DIRECTIONS FOR THIS TASK:
Your answer should be a single number: the count of lines that hold the word "icon".

SOURCE DATA:
- - - - - - -

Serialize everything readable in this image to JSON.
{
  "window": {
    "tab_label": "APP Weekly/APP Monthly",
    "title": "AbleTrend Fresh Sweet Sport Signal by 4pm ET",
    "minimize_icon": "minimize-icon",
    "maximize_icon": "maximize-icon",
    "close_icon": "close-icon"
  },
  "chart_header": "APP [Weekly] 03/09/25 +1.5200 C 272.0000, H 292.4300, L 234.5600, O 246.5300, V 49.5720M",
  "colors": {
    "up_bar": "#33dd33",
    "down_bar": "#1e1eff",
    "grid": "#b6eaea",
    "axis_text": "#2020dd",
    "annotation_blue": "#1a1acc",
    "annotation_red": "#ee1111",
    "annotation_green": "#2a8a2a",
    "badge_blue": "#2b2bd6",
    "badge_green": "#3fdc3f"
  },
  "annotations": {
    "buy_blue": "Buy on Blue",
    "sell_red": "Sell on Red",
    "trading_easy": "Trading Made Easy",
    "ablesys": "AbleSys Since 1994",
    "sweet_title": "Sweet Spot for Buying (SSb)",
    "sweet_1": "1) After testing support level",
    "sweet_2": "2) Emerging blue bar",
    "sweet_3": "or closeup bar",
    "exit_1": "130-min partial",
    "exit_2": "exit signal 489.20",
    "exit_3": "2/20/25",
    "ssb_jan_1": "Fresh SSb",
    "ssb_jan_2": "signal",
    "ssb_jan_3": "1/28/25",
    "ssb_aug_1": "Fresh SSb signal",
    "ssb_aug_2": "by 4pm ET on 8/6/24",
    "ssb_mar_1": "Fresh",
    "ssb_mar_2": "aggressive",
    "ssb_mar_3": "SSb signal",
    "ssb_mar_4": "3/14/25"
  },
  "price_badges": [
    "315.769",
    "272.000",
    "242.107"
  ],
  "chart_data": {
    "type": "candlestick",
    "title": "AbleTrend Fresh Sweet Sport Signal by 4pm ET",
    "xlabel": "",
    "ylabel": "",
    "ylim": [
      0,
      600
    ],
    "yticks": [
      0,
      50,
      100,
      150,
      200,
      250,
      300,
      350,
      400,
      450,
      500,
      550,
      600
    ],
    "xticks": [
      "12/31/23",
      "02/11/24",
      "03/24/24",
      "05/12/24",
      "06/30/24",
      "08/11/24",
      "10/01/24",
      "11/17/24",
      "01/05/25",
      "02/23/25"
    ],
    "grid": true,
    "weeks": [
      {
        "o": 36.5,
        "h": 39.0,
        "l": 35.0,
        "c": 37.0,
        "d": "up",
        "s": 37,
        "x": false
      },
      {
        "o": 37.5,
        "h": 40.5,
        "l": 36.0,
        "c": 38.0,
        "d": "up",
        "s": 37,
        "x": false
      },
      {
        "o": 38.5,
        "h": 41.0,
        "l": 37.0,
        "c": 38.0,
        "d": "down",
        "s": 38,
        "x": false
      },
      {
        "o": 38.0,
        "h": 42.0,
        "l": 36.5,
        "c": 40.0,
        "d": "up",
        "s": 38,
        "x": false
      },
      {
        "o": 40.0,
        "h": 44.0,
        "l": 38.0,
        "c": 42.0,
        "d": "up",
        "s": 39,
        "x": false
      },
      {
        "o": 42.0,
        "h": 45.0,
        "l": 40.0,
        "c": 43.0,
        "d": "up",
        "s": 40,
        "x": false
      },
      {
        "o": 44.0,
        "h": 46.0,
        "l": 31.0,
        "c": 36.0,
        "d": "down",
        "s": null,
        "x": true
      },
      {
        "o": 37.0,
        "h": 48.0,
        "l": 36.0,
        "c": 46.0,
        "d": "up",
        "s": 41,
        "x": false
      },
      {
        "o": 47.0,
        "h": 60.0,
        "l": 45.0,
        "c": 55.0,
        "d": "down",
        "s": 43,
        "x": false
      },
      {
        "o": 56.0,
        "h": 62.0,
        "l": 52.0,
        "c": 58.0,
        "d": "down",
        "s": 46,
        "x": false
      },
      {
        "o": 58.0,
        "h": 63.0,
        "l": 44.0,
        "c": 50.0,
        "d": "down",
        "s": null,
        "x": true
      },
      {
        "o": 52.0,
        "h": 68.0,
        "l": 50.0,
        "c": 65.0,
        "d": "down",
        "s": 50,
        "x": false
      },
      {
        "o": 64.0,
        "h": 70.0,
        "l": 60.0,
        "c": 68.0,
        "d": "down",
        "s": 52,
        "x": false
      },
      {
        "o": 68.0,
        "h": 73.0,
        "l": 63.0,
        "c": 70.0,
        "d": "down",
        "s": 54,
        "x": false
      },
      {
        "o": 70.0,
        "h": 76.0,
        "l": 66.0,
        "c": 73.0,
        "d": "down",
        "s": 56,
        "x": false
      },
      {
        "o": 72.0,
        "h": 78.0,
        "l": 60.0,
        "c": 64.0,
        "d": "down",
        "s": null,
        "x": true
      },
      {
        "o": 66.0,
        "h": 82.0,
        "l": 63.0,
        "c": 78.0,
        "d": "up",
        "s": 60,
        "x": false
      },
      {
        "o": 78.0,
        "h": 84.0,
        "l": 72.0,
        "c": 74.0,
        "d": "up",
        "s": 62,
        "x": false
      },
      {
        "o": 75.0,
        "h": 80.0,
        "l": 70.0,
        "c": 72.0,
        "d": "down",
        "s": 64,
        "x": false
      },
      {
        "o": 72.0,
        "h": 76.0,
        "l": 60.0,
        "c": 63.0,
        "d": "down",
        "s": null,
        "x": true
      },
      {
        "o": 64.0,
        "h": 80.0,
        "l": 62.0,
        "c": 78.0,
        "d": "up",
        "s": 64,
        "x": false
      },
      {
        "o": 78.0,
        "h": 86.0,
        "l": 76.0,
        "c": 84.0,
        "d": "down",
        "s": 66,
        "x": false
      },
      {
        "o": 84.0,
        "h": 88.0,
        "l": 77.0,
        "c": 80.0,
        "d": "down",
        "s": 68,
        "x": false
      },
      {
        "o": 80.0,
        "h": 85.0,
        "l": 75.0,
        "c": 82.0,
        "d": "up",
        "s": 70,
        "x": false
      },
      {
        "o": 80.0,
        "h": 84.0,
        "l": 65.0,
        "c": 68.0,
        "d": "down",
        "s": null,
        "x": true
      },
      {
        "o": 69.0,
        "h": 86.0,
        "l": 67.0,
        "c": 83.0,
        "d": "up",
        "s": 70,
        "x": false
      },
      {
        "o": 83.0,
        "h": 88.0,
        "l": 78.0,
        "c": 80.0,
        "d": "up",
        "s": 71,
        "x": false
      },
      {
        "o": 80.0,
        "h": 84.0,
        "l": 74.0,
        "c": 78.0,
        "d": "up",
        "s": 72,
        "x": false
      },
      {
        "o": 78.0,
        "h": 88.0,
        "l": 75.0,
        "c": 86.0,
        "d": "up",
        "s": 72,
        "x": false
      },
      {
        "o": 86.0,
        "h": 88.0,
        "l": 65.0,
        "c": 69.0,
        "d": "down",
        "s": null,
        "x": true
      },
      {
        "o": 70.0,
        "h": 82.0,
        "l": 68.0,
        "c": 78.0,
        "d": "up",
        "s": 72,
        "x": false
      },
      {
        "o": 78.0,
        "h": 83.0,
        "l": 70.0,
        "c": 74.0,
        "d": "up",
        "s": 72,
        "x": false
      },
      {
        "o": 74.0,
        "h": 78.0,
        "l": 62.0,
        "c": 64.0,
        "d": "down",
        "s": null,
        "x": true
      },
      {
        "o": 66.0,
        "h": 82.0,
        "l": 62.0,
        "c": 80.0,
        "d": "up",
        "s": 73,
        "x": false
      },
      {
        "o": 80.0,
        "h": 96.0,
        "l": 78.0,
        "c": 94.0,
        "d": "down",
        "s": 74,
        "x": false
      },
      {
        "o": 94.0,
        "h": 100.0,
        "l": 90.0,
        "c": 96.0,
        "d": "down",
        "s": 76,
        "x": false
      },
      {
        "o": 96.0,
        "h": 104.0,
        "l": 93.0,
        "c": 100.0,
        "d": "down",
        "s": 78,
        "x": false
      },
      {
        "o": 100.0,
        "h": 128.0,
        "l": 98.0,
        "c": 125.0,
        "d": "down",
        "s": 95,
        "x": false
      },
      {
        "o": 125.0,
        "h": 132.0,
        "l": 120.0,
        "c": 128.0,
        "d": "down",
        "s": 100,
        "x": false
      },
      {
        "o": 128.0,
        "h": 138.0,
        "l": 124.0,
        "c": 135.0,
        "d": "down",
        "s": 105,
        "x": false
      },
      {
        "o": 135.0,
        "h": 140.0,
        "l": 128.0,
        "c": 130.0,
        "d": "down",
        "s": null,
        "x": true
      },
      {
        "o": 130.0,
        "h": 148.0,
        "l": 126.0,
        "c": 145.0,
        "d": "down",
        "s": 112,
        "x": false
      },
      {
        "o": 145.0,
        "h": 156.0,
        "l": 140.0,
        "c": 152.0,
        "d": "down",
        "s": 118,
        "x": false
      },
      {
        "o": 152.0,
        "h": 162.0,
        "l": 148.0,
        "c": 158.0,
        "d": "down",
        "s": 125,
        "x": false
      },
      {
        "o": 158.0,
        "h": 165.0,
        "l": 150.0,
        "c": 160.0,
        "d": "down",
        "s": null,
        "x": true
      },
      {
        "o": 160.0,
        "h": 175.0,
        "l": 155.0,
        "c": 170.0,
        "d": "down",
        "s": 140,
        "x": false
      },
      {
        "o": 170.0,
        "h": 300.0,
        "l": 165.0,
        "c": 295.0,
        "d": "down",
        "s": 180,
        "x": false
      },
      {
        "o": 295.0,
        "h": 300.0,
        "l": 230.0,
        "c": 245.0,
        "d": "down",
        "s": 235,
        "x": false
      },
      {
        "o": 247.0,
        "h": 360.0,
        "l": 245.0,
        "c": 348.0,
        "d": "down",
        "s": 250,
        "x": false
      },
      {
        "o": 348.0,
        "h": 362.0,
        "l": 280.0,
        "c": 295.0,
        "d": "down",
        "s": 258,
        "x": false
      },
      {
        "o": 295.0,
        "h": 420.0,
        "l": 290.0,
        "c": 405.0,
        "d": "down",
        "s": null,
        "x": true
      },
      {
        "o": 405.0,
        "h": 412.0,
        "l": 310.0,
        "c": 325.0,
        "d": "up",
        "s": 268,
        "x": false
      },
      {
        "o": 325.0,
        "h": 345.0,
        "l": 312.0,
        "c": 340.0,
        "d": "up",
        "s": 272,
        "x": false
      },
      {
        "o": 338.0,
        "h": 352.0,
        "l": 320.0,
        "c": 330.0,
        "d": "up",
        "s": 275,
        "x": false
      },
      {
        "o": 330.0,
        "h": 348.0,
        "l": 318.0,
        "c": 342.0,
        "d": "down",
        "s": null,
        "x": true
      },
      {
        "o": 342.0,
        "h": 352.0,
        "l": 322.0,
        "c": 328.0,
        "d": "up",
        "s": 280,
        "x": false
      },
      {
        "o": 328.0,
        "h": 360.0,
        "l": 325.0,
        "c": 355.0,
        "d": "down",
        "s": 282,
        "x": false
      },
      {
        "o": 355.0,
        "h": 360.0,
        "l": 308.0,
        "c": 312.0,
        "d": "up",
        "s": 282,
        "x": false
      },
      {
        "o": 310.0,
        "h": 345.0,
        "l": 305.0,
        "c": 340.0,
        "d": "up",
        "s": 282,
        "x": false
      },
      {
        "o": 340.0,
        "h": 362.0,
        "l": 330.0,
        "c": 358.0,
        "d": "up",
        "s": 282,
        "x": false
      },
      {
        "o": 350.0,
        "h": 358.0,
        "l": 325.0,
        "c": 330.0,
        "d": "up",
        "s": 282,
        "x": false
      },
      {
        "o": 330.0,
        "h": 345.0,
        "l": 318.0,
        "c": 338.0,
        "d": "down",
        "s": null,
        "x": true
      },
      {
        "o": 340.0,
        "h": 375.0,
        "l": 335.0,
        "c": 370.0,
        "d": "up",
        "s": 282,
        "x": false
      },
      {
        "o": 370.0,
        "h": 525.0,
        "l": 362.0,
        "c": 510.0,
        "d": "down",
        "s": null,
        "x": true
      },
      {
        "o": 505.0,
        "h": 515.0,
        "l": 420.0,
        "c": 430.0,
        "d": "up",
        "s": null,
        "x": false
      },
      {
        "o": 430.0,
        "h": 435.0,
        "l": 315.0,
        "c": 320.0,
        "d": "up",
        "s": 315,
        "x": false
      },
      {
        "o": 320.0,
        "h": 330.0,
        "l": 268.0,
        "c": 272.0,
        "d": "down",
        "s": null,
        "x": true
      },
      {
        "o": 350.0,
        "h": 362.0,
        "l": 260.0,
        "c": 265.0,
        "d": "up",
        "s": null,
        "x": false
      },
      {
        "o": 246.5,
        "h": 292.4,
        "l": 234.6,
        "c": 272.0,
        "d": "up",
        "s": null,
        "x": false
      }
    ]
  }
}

- - - - - - -

ANSWER TO THIS PROBLEM:
3